Source records:
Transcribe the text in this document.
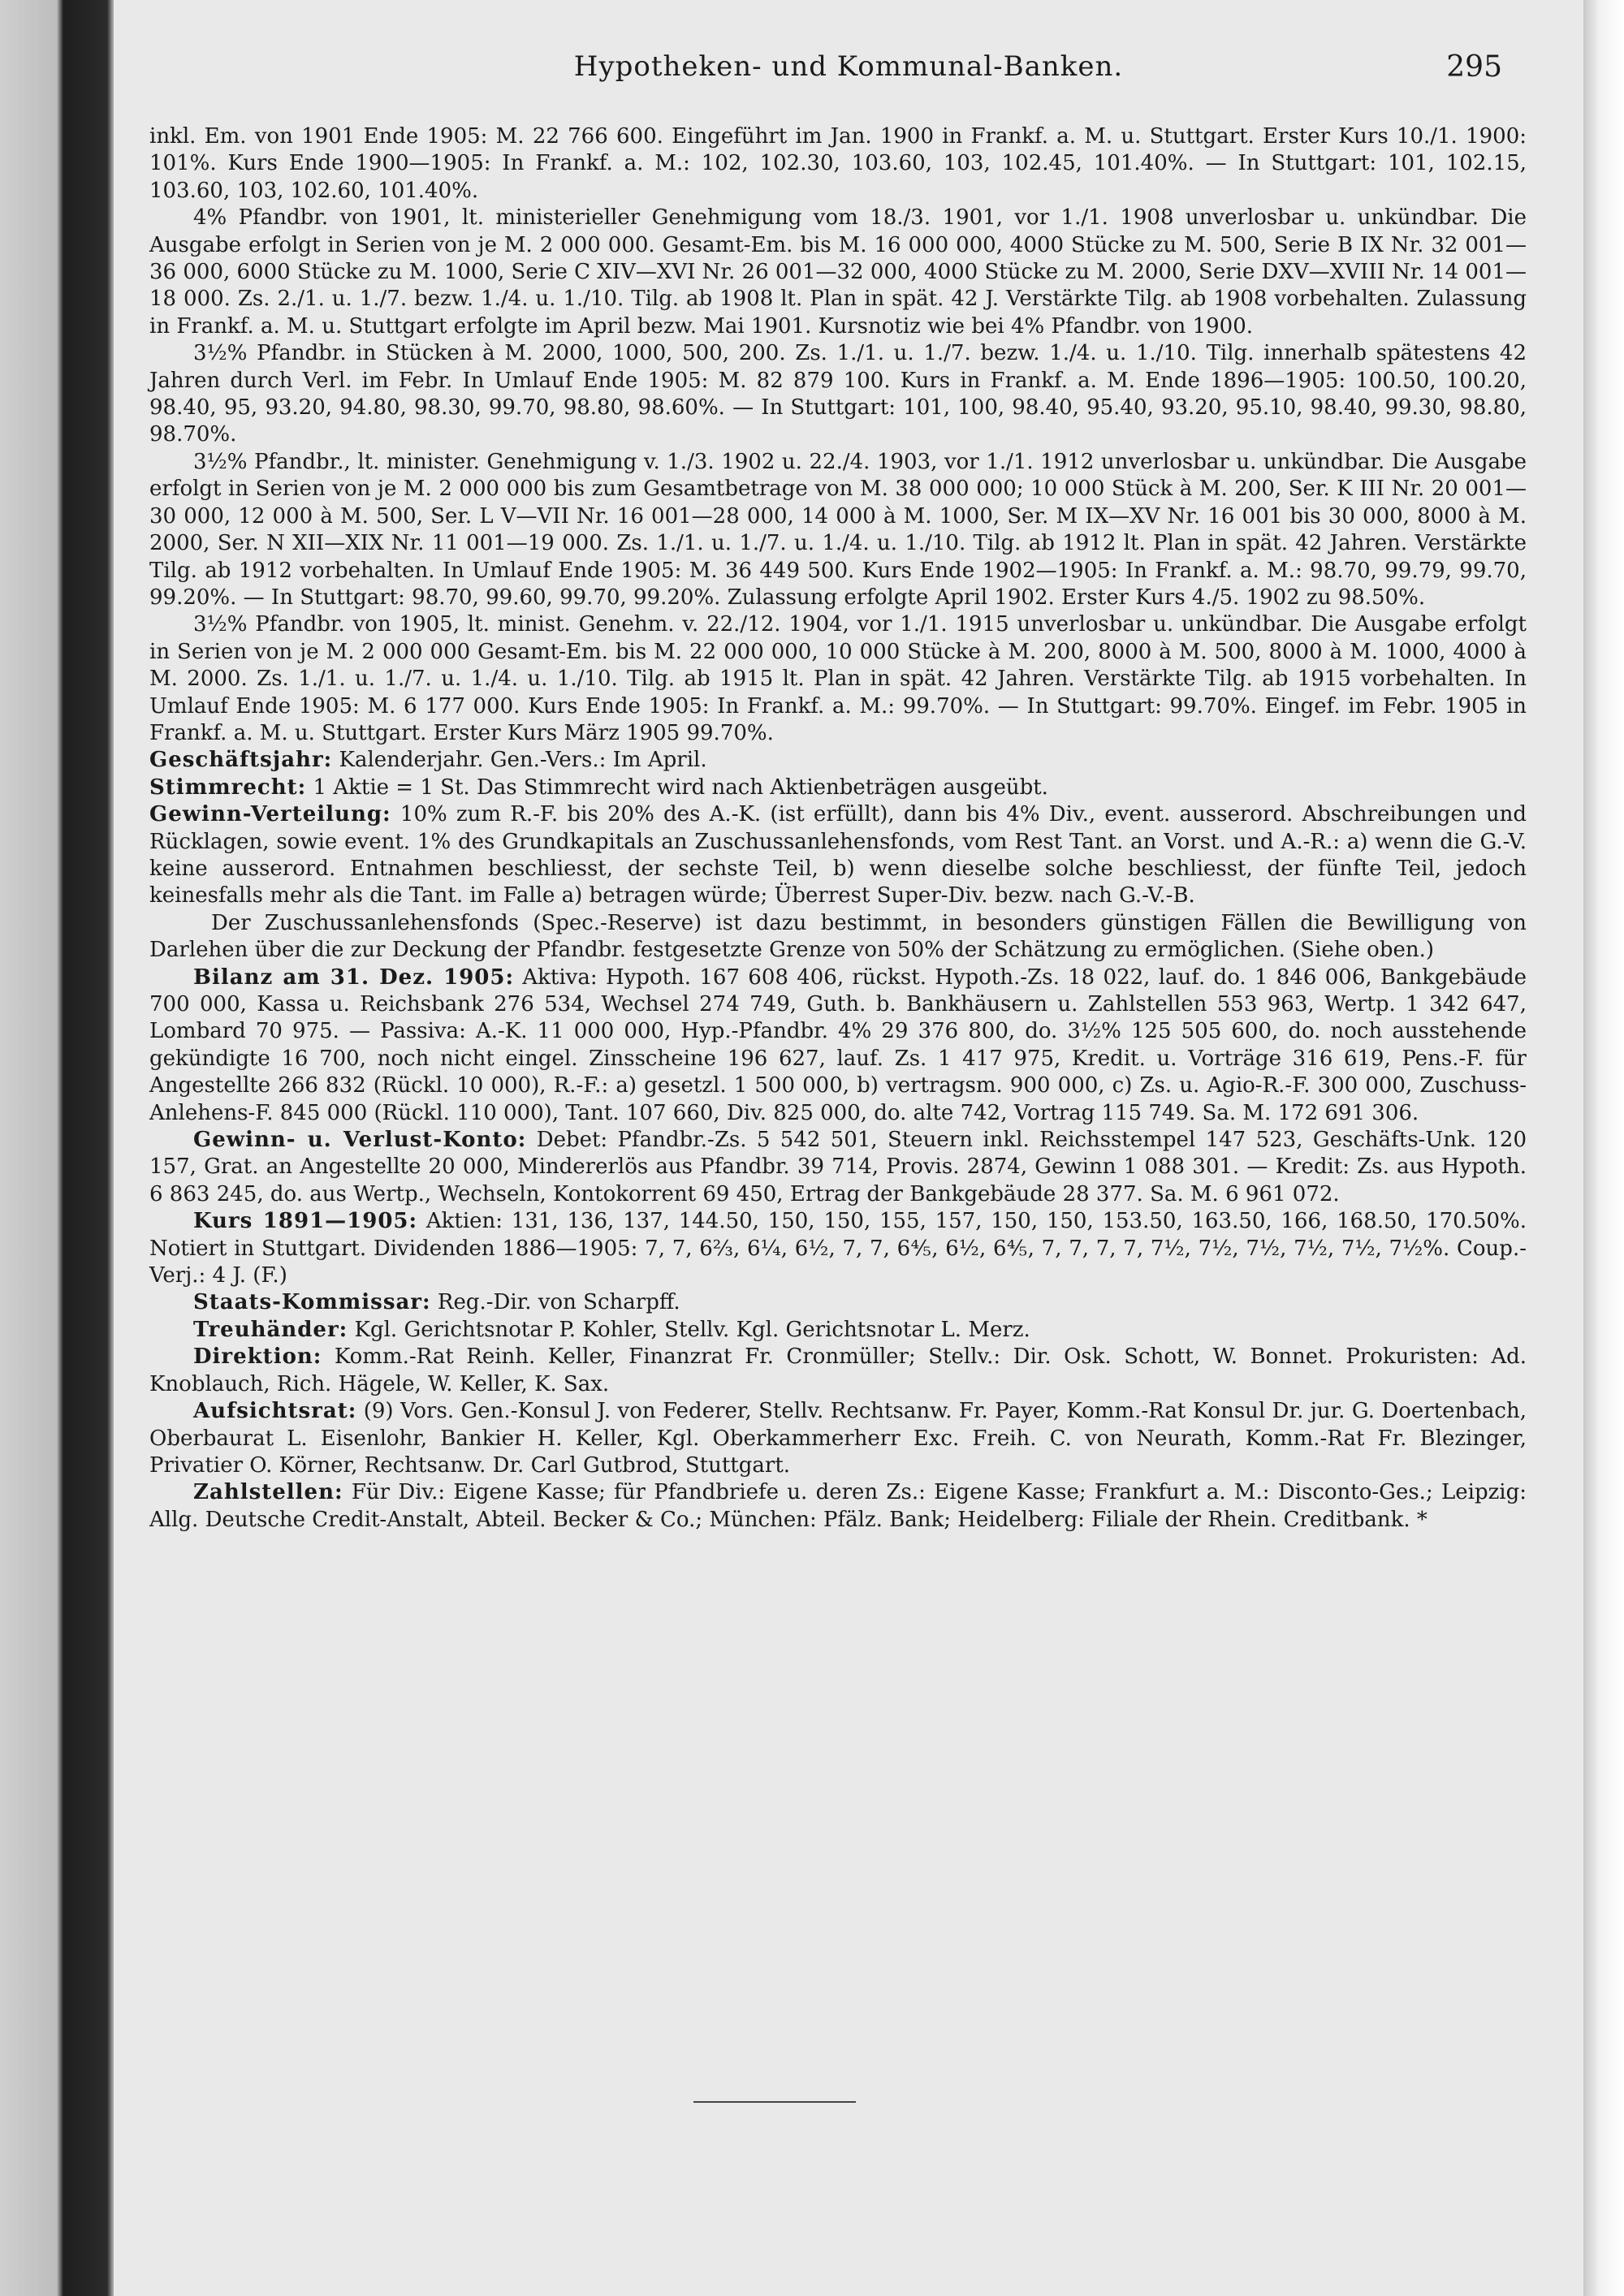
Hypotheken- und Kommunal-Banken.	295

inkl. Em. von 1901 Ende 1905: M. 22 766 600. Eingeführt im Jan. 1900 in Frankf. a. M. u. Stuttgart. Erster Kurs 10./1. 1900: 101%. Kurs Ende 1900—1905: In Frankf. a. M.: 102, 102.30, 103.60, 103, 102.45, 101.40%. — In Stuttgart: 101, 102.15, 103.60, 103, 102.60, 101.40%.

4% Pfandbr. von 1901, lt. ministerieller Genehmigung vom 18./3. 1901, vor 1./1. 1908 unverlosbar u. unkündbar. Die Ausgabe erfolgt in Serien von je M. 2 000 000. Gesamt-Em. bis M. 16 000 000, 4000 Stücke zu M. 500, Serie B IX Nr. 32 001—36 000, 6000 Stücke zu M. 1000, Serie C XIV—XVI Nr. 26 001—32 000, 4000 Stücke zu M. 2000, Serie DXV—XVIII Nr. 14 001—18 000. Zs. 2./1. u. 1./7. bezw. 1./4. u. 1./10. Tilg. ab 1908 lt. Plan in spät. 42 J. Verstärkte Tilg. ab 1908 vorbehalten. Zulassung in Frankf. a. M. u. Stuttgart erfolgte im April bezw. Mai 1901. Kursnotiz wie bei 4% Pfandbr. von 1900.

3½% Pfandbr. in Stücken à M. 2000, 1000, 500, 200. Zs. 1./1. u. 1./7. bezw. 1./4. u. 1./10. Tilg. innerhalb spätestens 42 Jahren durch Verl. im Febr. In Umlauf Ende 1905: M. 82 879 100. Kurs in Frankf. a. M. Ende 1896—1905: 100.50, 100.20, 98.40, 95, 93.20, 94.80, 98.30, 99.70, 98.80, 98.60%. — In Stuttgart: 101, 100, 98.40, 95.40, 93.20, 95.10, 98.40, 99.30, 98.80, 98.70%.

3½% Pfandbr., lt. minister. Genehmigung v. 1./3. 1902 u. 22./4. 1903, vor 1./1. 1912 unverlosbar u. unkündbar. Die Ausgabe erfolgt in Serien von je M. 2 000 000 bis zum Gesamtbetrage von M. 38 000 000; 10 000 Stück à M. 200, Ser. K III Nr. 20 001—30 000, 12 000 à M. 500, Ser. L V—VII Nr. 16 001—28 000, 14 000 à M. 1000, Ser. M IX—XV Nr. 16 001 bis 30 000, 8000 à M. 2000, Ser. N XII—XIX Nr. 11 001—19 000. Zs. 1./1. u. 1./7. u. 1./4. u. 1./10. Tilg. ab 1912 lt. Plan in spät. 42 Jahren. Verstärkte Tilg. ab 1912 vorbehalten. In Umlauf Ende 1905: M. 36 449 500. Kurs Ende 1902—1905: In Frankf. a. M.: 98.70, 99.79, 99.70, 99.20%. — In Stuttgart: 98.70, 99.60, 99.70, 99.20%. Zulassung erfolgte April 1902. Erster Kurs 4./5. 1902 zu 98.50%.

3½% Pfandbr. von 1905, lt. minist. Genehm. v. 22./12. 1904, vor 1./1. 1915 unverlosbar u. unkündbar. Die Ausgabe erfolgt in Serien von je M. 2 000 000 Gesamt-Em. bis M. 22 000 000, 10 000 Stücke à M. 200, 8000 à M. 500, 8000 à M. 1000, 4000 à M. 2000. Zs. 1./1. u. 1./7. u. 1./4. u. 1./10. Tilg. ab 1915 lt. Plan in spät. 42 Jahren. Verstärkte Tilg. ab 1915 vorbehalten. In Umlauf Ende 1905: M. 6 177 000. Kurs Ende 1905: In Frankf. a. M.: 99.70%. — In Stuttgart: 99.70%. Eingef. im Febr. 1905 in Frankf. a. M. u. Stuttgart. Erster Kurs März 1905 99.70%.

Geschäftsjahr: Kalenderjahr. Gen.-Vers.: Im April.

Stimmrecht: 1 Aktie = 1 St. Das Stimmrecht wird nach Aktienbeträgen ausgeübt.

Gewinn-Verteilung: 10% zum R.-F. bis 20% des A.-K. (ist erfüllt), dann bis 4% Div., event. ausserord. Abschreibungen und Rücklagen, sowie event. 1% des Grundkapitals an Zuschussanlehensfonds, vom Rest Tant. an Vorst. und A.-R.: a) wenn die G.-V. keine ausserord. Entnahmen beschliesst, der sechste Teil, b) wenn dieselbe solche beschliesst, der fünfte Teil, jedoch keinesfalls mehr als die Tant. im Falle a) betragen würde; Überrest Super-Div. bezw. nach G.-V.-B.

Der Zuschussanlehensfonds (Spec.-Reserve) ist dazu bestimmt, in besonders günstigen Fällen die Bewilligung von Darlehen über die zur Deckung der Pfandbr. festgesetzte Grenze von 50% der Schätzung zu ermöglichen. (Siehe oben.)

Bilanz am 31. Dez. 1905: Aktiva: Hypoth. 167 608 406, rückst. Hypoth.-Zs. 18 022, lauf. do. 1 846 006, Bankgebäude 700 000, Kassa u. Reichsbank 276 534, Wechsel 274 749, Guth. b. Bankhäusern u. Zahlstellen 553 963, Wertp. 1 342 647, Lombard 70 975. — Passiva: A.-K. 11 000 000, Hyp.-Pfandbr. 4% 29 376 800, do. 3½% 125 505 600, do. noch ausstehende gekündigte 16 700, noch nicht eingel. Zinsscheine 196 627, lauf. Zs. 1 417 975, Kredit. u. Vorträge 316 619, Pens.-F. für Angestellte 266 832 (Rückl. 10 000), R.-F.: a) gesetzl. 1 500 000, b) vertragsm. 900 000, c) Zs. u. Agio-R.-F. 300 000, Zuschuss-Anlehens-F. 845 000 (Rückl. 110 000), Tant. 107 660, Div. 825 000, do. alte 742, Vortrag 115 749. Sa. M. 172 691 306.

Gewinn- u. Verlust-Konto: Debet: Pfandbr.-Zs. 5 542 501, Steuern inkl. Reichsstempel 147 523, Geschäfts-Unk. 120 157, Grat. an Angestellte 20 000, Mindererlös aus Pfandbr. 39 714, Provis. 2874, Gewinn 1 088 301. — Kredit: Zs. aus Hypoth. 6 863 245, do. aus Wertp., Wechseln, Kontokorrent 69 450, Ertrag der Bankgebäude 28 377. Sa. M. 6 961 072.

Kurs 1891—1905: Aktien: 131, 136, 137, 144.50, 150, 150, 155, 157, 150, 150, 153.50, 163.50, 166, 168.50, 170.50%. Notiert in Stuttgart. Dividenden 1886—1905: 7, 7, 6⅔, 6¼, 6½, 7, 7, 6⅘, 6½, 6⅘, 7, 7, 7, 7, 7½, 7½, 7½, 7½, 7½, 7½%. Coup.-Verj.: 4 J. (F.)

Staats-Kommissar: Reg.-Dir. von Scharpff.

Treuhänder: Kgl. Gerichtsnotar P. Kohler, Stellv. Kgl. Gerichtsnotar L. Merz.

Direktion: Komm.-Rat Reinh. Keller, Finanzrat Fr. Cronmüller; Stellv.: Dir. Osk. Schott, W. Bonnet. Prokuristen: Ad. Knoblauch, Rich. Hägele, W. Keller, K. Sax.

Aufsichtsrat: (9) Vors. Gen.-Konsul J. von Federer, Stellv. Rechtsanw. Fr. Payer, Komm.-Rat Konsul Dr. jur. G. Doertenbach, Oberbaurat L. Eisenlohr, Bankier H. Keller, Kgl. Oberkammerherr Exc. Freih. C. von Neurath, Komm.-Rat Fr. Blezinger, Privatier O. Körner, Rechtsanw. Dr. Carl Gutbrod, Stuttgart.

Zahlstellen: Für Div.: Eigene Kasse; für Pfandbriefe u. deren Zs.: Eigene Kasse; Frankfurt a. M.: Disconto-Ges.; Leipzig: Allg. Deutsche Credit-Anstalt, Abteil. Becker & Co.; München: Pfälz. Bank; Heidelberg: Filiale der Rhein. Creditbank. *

REQUIRED WORK: Which lines contain the word "Keller"? Copy each one.

ANSWER TO THIS PROBLEM:
Direktion: Komm.-Rat Reinh. Keller, Finanzrat Fr. Cronmüller; Stellv.: Dir. Osk. Schott, W. Bonnet. Prokuristen: Ad. Knoblauch, Rich. Hägele, W. Keller, K. Sax.
Aufsichtsrat: (9) Vors. Gen.-Konsul J. von Federer, Stellv. Rechtsanw. Fr. Payer, Komm.-Rat Konsul Dr. jur. G. Doertenbach, Oberbaurat L. Eisenlohr, Bankier H. Keller, Kgl. Oberkammerherr Exc. Freih. C. von Neurath, Komm.-Rat Fr. Blezinger, Privatier O. Körner, Rechtsanw. Dr. Carl Gutbrod, Stuttgart.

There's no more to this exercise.